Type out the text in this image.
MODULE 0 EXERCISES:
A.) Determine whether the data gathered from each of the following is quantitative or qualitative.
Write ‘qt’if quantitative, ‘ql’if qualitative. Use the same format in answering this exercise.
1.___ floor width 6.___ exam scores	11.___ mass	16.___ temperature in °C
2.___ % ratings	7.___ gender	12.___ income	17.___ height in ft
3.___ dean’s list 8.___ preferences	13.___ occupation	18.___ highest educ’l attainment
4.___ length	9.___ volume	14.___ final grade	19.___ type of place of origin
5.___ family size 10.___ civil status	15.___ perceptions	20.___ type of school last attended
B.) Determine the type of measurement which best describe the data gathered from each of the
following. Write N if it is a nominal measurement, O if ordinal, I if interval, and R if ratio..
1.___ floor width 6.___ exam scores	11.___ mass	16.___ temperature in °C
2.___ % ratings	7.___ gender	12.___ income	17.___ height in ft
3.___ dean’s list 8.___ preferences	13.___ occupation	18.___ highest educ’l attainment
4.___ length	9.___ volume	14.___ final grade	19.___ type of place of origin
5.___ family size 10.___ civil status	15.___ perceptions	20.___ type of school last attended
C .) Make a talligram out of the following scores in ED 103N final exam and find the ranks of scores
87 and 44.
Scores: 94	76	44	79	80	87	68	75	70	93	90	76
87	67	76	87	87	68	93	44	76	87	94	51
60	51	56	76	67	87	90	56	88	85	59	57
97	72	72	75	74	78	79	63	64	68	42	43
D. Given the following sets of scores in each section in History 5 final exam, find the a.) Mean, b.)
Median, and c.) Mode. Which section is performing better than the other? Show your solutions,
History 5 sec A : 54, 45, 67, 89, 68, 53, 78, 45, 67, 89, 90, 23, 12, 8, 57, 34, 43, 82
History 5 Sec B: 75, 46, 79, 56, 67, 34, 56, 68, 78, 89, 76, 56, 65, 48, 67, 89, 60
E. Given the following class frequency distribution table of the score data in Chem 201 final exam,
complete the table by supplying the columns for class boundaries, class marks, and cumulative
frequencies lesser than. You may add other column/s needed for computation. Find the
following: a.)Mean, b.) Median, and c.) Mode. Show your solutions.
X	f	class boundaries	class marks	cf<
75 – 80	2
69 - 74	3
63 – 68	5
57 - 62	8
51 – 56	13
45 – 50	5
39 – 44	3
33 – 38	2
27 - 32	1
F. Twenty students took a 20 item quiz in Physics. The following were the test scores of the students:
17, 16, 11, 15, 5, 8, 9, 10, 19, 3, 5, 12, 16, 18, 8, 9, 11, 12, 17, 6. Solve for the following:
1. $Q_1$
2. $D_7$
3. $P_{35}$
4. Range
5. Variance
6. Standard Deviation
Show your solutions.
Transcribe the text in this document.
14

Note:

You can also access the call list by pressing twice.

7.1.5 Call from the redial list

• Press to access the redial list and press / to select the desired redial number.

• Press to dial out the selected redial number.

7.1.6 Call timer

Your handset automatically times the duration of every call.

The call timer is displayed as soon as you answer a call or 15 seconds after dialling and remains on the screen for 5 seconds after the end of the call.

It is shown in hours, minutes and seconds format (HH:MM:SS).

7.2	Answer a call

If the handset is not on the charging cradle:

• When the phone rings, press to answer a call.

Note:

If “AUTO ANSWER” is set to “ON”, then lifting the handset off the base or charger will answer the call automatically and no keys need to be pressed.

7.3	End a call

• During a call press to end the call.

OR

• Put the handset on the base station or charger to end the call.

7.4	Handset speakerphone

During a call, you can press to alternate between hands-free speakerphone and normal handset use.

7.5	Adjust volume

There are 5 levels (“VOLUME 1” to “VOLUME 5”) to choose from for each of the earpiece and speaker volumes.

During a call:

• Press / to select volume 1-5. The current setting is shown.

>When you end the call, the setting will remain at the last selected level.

--------------------

Working from the listing above, pick out every line that has "format" and copy it.

### OUTPUT
Write ‘qt’if quantitative, ‘ql’if qualitative. Use the same format in answering this exercise.
It is shown in hours, minutes and seconds format (HH:MM:SS).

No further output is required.